**Given instruction**
Extract every line that contains the word "JSON".
[BEGIN]
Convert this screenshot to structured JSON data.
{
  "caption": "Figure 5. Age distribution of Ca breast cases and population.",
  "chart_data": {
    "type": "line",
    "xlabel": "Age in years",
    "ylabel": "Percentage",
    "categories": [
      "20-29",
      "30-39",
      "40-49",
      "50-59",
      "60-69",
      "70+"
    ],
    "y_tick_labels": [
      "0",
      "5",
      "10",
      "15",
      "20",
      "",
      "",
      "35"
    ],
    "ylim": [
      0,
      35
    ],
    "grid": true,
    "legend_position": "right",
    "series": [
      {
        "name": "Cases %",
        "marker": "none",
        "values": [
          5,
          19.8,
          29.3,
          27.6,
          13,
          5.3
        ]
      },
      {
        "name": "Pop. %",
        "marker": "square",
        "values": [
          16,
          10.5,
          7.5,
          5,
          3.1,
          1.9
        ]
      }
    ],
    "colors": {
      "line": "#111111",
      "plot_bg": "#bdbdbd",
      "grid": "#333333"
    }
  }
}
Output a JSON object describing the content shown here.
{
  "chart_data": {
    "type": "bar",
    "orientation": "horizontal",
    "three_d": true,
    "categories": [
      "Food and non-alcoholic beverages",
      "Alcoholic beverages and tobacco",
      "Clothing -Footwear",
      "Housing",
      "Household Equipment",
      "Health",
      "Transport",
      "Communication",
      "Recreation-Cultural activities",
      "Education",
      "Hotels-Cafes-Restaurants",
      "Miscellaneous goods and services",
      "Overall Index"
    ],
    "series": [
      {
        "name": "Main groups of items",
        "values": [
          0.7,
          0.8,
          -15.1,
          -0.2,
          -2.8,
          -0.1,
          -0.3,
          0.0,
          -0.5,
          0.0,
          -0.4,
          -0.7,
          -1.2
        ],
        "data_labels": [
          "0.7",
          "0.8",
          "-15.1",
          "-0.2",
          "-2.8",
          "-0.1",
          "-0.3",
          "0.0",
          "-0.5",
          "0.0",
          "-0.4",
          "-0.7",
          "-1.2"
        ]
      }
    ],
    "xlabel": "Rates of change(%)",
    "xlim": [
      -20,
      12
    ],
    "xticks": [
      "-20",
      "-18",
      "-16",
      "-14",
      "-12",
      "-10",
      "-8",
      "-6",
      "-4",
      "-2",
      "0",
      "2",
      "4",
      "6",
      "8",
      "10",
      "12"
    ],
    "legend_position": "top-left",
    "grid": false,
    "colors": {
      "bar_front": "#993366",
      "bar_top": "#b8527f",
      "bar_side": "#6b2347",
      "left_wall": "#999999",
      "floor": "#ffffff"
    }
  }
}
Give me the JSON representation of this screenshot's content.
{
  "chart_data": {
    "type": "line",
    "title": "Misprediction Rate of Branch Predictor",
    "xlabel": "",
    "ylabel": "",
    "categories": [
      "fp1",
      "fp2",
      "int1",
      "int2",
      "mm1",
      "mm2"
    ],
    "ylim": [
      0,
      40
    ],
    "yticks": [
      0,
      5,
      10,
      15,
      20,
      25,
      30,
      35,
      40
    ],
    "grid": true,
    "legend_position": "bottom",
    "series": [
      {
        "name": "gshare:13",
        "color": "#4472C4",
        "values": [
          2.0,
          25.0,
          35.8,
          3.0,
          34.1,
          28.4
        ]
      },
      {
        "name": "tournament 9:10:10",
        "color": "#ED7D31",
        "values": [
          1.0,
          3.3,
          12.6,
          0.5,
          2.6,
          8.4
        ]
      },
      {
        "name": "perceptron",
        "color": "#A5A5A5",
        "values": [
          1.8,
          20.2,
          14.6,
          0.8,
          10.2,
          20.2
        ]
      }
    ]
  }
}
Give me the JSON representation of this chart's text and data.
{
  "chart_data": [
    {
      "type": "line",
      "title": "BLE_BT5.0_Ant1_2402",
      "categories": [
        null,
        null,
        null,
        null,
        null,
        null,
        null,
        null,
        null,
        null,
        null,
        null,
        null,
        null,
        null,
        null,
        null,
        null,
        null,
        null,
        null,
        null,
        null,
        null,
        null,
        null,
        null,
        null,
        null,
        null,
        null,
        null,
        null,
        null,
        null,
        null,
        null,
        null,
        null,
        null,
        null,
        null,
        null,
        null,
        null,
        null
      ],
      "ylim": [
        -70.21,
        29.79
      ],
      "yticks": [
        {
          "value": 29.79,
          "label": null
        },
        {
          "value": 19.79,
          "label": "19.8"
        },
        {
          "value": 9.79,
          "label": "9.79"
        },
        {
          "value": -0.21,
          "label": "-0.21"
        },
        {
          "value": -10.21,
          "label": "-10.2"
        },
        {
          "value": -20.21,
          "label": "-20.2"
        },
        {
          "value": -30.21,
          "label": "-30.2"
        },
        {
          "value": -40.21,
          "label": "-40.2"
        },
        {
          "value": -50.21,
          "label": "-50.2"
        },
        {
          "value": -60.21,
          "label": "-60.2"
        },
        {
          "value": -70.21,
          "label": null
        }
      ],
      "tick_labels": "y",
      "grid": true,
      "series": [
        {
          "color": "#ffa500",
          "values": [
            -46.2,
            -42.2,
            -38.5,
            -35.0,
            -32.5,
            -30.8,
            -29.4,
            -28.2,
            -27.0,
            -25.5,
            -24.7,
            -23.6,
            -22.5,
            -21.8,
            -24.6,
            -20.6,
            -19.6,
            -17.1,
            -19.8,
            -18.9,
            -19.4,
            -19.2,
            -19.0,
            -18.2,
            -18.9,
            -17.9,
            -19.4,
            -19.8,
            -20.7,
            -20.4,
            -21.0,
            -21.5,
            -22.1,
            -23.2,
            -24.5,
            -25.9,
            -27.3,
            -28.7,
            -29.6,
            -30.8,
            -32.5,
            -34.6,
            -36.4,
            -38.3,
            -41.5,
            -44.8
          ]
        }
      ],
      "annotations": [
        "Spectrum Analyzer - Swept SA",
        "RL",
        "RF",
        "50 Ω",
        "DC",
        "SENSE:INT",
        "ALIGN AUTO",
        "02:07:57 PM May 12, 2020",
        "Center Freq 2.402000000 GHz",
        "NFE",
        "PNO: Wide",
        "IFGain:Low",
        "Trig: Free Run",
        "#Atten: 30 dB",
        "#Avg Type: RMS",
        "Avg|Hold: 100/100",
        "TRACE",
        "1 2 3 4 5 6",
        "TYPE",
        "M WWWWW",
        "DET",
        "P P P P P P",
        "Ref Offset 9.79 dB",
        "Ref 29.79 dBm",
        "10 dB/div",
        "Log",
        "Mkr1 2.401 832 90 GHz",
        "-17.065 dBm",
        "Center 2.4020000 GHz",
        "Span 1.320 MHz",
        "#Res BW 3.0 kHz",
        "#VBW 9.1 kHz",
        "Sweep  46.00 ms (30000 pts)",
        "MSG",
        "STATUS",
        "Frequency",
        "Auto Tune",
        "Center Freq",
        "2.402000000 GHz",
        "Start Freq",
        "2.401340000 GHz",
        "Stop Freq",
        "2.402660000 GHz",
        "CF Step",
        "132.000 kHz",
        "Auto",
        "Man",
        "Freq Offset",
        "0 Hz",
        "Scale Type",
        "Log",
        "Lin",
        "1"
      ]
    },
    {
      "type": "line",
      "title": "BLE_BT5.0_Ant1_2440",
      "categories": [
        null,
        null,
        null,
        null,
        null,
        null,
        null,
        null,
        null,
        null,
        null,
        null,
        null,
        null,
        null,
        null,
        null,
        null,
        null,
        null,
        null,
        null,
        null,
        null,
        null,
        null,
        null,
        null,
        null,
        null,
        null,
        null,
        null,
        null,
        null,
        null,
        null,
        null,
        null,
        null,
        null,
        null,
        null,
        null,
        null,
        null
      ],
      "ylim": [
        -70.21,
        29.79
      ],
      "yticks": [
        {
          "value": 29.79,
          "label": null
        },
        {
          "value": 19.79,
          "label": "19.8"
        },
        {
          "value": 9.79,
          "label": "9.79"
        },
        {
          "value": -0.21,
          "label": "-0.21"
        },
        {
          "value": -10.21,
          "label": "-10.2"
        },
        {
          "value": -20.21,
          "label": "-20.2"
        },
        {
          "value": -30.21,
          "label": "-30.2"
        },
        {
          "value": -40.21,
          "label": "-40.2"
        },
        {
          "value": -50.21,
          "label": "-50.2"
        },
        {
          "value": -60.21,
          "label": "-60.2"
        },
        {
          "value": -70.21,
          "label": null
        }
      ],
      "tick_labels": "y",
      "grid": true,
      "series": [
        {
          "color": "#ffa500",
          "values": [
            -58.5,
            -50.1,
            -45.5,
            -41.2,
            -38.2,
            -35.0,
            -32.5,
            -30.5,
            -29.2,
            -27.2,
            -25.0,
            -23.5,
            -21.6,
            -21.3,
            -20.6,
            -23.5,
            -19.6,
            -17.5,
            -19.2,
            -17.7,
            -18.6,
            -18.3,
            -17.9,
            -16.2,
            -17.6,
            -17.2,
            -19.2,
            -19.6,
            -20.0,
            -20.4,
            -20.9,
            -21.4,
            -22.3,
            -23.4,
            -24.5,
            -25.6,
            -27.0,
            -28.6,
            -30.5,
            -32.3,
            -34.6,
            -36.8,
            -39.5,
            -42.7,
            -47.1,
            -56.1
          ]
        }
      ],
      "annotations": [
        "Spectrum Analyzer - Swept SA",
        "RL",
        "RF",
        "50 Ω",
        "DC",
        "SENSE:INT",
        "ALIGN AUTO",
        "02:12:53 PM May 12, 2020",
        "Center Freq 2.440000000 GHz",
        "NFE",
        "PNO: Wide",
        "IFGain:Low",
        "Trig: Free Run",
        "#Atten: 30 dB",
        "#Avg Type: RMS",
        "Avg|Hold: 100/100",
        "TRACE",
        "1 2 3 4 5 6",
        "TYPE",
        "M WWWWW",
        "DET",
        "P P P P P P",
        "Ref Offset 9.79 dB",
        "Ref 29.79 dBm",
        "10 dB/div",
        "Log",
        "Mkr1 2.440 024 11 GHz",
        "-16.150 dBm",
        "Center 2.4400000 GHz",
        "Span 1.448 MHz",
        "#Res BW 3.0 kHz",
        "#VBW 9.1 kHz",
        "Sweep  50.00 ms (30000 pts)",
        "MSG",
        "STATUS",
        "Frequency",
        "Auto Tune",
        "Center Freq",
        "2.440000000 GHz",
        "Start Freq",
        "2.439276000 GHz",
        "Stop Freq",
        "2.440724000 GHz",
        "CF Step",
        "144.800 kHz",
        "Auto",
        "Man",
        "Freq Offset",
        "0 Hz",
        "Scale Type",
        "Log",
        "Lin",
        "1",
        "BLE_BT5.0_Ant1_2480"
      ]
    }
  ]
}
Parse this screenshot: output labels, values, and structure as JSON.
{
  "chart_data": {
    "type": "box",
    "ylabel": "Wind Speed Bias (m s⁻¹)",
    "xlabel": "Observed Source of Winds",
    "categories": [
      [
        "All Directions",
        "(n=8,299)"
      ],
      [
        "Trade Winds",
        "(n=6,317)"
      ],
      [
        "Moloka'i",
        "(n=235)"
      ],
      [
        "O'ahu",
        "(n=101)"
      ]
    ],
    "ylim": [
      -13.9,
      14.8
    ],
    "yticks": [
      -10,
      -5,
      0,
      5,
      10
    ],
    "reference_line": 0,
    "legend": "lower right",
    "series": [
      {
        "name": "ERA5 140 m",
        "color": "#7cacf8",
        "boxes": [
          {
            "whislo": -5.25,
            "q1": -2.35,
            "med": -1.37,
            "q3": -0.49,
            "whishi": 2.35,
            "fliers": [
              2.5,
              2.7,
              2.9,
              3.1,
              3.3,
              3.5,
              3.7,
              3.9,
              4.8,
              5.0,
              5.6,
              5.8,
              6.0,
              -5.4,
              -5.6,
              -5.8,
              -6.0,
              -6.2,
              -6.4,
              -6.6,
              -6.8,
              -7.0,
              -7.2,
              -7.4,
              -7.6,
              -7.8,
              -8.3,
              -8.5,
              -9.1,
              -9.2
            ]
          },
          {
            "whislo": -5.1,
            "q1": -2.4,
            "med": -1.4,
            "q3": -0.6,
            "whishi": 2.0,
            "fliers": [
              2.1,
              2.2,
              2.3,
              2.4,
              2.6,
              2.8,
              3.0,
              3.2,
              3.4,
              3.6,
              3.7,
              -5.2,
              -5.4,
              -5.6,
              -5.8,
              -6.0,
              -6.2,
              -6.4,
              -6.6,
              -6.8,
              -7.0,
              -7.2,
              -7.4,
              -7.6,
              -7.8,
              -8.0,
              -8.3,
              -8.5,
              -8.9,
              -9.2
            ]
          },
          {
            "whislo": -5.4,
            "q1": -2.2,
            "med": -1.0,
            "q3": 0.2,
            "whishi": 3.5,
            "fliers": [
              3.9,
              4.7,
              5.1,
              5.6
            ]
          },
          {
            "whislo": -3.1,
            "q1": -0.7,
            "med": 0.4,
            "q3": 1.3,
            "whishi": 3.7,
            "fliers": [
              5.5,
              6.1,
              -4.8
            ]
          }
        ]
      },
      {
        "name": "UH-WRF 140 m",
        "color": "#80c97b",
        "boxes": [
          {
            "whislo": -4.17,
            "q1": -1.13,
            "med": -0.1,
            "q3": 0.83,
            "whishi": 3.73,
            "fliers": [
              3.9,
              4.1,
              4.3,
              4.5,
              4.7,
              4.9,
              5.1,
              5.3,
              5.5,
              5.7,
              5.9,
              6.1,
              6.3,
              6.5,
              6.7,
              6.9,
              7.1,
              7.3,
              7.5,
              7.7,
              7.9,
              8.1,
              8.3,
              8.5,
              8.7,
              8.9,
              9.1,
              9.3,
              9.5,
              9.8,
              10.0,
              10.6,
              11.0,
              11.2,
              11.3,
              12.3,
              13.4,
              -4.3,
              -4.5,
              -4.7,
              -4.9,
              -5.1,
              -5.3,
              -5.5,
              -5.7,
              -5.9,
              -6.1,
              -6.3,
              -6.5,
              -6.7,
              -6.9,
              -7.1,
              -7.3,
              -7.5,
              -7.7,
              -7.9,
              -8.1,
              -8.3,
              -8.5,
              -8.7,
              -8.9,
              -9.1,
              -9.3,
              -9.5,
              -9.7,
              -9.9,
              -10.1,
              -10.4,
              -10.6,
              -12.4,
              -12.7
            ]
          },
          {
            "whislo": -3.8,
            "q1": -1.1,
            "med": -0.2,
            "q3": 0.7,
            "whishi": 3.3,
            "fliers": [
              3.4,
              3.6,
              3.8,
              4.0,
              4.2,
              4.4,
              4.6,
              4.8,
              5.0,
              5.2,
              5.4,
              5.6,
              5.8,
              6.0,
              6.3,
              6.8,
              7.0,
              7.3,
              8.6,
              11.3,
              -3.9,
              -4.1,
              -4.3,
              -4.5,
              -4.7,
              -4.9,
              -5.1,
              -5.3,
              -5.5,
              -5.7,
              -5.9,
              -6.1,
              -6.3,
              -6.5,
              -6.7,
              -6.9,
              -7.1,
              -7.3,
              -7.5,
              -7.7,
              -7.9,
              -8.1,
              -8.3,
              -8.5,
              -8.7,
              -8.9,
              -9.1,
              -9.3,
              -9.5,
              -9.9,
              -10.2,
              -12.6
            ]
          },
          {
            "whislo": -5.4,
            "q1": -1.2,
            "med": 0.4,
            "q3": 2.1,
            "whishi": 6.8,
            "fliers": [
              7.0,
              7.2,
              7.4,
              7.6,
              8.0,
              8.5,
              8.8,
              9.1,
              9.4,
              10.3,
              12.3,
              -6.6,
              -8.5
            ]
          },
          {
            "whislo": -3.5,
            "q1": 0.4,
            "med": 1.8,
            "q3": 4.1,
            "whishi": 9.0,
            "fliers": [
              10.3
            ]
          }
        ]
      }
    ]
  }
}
[END]
**Solution to this task**
Convert this screenshot to structured JSON data.
Output a JSON object describing the content shown here.
Give me the JSON representation of this screenshot's content.
Give me the JSON representation of this chart's text and data.
Parse this screenshot: output labels, values, and structure as JSON.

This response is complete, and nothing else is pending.